● **Requirement**:
Count the lines in the records below that contain the word "color", and give only that number.

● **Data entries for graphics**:

.....

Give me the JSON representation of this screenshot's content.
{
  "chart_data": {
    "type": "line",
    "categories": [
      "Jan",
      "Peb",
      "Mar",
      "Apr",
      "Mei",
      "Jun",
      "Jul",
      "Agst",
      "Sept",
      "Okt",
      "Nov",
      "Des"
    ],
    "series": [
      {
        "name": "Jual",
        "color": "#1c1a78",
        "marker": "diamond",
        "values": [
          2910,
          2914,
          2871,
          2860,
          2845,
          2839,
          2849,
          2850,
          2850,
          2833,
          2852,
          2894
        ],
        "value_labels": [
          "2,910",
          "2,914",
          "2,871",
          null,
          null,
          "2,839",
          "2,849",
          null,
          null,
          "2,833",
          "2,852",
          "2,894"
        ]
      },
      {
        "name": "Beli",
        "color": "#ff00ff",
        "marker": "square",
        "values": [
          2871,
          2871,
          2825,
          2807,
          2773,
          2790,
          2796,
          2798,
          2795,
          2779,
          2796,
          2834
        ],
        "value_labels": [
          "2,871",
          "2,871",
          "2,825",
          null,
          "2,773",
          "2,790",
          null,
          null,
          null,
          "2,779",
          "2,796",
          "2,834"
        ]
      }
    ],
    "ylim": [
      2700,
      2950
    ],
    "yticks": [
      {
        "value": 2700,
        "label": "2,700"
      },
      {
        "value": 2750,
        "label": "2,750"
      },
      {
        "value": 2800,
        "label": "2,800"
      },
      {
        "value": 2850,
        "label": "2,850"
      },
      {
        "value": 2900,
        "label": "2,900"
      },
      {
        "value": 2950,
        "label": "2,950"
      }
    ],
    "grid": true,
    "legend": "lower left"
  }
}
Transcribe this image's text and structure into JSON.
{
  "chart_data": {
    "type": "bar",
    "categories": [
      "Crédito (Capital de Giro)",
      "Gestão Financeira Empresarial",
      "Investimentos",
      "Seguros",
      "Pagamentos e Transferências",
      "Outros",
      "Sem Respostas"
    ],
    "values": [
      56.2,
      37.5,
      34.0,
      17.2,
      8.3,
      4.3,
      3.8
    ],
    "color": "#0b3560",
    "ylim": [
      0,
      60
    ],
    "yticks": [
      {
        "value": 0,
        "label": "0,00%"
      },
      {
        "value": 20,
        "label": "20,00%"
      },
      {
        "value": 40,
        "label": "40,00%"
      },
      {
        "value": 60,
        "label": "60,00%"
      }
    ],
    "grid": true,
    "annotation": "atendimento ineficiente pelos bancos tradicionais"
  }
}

.....

● **Solved problem**:
3